Dataset items
_ _ _ _
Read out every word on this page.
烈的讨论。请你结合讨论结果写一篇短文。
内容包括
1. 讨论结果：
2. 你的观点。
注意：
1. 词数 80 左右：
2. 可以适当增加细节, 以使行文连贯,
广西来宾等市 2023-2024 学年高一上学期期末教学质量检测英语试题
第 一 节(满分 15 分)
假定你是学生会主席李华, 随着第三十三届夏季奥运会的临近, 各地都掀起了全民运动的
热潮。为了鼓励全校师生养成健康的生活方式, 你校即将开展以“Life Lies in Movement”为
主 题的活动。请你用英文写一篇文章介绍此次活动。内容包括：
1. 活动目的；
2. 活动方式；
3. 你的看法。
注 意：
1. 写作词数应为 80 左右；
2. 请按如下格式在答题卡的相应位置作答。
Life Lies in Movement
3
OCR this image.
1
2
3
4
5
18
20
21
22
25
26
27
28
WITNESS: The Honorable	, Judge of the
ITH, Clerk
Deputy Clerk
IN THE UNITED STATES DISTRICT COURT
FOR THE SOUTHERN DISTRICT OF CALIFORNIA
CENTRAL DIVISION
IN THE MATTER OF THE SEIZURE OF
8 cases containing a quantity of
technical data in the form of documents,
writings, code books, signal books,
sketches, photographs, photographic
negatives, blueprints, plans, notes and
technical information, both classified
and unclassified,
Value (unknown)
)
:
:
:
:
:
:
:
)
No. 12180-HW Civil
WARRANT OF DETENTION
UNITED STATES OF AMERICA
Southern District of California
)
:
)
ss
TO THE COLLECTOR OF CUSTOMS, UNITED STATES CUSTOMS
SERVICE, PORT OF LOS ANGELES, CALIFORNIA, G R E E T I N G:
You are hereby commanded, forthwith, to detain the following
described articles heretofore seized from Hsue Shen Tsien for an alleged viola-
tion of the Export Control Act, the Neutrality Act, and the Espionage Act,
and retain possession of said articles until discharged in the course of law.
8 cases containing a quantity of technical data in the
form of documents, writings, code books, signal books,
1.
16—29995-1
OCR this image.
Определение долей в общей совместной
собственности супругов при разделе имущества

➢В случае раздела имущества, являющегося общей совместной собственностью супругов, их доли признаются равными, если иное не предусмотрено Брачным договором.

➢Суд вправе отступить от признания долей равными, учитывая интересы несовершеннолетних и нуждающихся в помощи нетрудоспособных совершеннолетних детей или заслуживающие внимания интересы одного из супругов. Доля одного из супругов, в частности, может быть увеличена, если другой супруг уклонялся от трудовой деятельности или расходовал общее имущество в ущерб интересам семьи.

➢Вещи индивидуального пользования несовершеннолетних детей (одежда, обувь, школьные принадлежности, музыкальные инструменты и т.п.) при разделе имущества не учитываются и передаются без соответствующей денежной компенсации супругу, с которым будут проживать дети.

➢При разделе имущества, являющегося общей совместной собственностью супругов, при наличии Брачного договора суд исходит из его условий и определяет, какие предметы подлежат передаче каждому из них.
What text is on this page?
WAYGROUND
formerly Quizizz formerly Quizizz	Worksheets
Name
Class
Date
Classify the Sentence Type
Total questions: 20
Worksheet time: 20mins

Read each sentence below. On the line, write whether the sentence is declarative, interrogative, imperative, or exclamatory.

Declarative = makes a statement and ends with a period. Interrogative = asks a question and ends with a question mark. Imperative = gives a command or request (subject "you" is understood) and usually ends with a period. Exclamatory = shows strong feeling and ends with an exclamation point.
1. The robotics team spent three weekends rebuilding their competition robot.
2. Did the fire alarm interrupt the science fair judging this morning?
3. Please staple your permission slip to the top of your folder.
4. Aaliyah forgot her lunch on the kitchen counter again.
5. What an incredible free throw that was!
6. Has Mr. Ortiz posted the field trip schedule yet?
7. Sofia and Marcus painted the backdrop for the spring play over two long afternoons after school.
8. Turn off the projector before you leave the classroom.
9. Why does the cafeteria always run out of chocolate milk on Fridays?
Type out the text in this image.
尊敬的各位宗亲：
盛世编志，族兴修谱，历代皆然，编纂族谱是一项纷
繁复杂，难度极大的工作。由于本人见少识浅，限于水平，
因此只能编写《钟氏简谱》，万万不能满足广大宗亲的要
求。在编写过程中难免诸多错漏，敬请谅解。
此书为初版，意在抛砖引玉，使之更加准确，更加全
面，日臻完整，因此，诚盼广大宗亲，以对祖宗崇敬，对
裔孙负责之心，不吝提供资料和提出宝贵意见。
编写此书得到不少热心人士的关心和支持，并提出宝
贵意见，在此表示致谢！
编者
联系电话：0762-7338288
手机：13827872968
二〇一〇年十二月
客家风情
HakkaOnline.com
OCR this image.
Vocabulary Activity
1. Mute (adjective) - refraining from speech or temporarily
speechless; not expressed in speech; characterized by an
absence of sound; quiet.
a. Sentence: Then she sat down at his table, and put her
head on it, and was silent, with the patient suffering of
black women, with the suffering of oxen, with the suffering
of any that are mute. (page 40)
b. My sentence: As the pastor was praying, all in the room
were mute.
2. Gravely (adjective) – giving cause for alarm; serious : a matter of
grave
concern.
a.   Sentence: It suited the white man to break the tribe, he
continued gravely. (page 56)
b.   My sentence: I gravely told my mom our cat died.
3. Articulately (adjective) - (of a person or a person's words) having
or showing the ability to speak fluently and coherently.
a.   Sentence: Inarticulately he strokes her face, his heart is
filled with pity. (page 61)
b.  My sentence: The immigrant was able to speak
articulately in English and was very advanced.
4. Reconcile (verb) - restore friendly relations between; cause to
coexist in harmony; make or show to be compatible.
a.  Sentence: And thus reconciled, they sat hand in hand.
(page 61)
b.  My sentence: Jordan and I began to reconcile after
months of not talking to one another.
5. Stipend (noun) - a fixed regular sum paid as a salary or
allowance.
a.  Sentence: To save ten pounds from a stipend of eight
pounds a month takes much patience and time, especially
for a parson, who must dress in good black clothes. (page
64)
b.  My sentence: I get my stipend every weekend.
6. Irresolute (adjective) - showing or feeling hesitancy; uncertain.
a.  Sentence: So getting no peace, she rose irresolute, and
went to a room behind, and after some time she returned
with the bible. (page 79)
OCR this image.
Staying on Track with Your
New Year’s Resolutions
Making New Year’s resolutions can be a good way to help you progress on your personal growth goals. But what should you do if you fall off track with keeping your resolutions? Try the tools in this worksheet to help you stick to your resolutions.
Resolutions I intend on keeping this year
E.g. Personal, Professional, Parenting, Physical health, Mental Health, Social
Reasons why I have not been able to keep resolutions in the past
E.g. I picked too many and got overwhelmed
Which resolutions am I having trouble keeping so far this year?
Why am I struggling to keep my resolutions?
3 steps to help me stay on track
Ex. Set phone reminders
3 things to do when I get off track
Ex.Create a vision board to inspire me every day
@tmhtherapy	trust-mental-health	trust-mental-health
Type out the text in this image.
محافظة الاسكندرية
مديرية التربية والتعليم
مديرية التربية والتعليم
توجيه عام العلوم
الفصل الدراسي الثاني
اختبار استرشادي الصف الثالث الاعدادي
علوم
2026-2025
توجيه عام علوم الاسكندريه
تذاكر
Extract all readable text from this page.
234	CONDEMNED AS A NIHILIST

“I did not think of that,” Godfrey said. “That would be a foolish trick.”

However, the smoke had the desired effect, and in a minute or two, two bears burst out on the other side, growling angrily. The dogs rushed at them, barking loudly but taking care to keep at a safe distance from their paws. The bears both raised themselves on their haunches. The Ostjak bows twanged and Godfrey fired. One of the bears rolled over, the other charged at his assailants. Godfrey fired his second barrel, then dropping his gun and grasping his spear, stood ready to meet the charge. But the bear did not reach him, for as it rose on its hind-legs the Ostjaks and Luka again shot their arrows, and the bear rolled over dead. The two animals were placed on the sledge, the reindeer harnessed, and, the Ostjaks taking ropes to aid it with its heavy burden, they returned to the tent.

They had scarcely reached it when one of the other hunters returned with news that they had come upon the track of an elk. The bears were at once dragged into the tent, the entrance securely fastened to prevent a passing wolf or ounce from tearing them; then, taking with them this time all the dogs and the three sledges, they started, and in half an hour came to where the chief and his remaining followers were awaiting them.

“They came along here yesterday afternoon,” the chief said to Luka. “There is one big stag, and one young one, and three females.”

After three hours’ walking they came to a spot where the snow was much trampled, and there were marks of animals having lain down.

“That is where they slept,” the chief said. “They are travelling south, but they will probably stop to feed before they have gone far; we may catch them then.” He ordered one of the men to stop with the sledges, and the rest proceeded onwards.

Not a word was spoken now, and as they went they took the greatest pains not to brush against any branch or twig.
_ _ _ _
WORK INSTRUCTIONS:
Count the lines of the data that contain the string "articles", and reply with that number alone.

EXERCISE SOLUTION:
2